### WRITTEN REQUEST
In the material below, switch every "Patent image size" to "Figure dimensions" and rewrite all the lines otherwise unchanged. Which version comes out once the pictures are left out?

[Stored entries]
○ ○ ○ ○
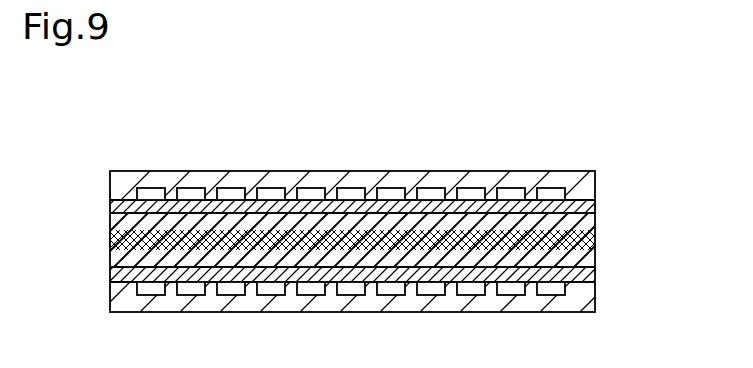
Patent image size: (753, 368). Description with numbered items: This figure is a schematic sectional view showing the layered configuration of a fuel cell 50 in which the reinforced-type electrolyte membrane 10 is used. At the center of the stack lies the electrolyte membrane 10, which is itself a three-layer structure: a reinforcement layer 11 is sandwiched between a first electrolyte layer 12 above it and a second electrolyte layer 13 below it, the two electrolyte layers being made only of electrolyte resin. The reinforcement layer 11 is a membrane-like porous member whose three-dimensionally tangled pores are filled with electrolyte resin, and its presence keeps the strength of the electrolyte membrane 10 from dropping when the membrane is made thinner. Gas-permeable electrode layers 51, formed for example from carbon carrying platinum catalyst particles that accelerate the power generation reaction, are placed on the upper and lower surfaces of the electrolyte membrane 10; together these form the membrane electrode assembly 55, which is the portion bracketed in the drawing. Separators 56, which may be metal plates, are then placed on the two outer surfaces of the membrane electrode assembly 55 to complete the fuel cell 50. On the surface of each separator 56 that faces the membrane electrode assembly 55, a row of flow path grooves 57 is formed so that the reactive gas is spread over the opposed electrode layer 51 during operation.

The electrolyte membrane 10 is at (668, 176).
The reinforcement layer 11 is at (597, 248).
The first electrolyte layer 12 is at (597, 215).
The second electrolyte layer 13 is at (589, 262).
The fuel cell 50 is at (119, 127).
The electrode layer 51 is at (597, 202).
The membrane electrode assembly 55 is at (110, 203).
The separator 56 is at (113, 186).
The flow path groove 57 is at (238, 193).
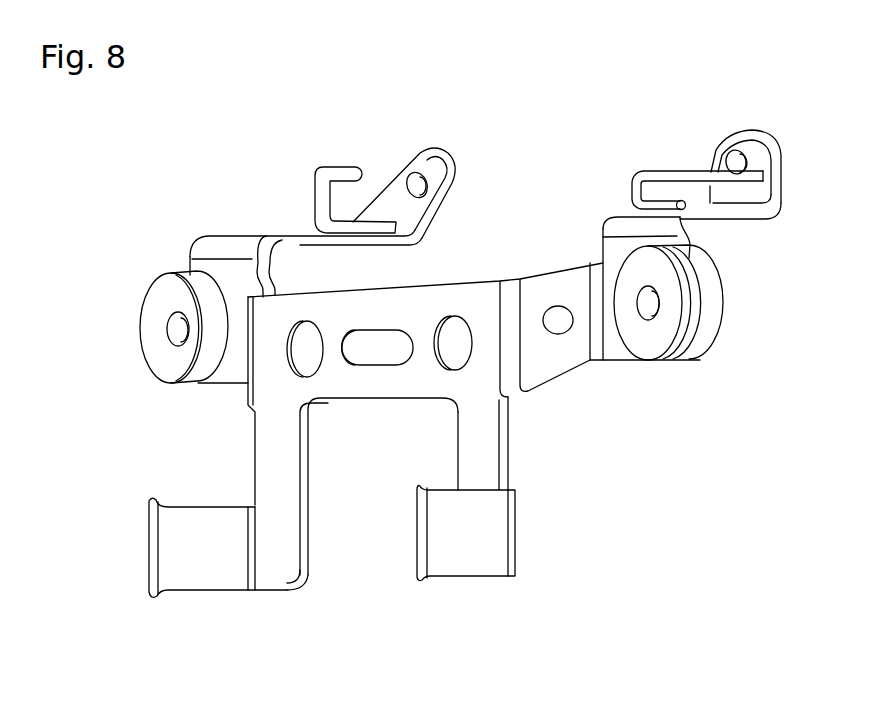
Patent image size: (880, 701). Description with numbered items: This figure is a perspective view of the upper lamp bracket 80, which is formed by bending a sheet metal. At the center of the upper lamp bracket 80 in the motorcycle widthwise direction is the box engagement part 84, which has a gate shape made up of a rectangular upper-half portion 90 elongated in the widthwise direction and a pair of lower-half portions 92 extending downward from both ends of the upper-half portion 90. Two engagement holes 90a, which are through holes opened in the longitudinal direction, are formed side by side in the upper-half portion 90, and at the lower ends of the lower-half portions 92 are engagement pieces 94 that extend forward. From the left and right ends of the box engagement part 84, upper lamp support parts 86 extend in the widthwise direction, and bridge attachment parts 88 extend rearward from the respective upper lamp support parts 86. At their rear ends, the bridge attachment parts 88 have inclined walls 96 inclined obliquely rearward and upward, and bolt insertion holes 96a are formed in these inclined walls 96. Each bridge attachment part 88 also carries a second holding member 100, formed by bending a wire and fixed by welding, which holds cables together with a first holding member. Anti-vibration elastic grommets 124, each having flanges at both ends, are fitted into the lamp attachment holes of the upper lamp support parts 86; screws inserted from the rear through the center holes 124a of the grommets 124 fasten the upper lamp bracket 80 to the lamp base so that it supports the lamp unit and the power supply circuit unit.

The upper lamp bracket 80 is at (203, 226).
The box engagement part 84 is at (442, 627).
The upper lamp support part 86 is at (230, 373).
The bridge attachment part 88 is at (297, 233).
The upper-half portion 90 is at (375, 380).
The engagement hole 90a is at (312, 340).
The lower-half portion 92 is at (285, 518).
The engagement piece 94 is at (197, 572).
The inclined wall 96 is at (400, 183).
The bolt insertion hole 96a is at (430, 180).
The second holding member 100 is at (338, 170).
The anti-vibration elastic grommet 124 is at (163, 293).
The center hole 124a is at (173, 345).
○ ○ ○ ○
### COMPLETE OUTPUT
Figure dimensions: (753, 368). Description with numbered items: This figure is a schematic sectional view showing the layered configuration of a fuel cell 50 in which the reinforced-type electrolyte membrane 10 is used. At the center of the stack lies the electrolyte membrane 10, which is itself a three-layer structure: a reinforcement layer 11 is sandwiched between a first electrolyte layer 12 above it and a second electrolyte layer 13 below it, the two electrolyte layers being made only of electrolyte resin. The reinforcement layer 11 is a membrane-like porous member whose three-dimensionally tangled pores are filled with electrolyte resin, and its presence keeps the strength of the electrolyte membrane 10 from dropping when the membrane is made thinner. Gas-permeable electrode layers 51, formed for example from carbon carrying platinum catalyst particles that accelerate the power generation reaction, are placed on the upper and lower surfaces of the electrolyte membrane 10; together these form the membrane electrode assembly 55, which is the portion bracketed in the drawing. Separators 56, which may be metal plates, are then placed on the two outer surfaces of the membrane electrode assembly 55 to complete the fuel cell 50. On the surface of each separator 56 that faces the membrane electrode assembly 55, a row of flow path grooves 57 is formed so that the reactive gas is spread over the opposed electrode layer 51 during operation.

The electrolyte membrane 10 is at (668, 176).
The reinforcement layer 11 is at (597, 248).
The first electrolyte layer 12 is at (597, 215).
The second electrolyte layer 13 is at (589, 262).
The fuel cell 50 is at (119, 127).
The electrode layer 51 is at (597, 202).
The membrane electrode assembly 55 is at (110, 203).
The separator 56 is at (113, 186).
The flow path groove 57 is at (238, 193).
Figure dimensions: (880, 701). Description with numbered items: This figure is a perspective view of the upper lamp bracket 80, which is formed by bending a sheet metal. At the center of the upper lamp bracket 80 in the motorcycle widthwise direction is the box engagement part 84, which has a gate shape made up of a rectangular upper-half portion 90 elongated in the widthwise direction and a pair of lower-half portions 92 extending downward from both ends of the upper-half portion 90. Two engagement holes 90a, which are through holes opened in the longitudinal direction, are formed side by side in the upper-half portion 90, and at the lower ends of the lower-half portions 92 are engagement pieces 94 that extend forward. From the left and right ends of the box engagement part 84, upper lamp support parts 86 extend in the widthwise direction, and bridge attachment parts 88 extend rearward from the respective upper lamp support parts 86. At their rear ends, the bridge attachment parts 88 have inclined walls 96 inclined obliquely rearward and upward, and bolt insertion holes 96a are formed in these inclined walls 96. Each bridge attachment part 88 also carries a second holding member 100, formed by bending a wire and fixed by welding, which holds cables together with a first holding member. Anti-vibration elastic grommets 124, each having flanges at both ends, are fitted into the lamp attachment holes of the upper lamp support parts 86; screws inserted from the rear through the center holes 124a of the grommets 124 fasten the upper lamp bracket 80 to the lamp base so that it supports the lamp unit and the power supply circuit unit.

The upper lamp bracket 80 is at (203, 226).
The box engagement part 84 is at (442, 627).
The upper lamp support part 86 is at (230, 373).
The bridge attachment part 88 is at (297, 233).
The upper-half portion 90 is at (375, 380).
The engagement hole 90a is at (312, 340).
The lower-half portion 92 is at (285, 518).
The engagement piece 94 is at (197, 572).
The inclined wall 96 is at (400, 183).
The bolt insertion hole 96a is at (430, 180).
The second holding member 100 is at (338, 170).
The anti-vibration elastic grommet 124 is at (163, 293).
The center hole 124a is at (173, 345).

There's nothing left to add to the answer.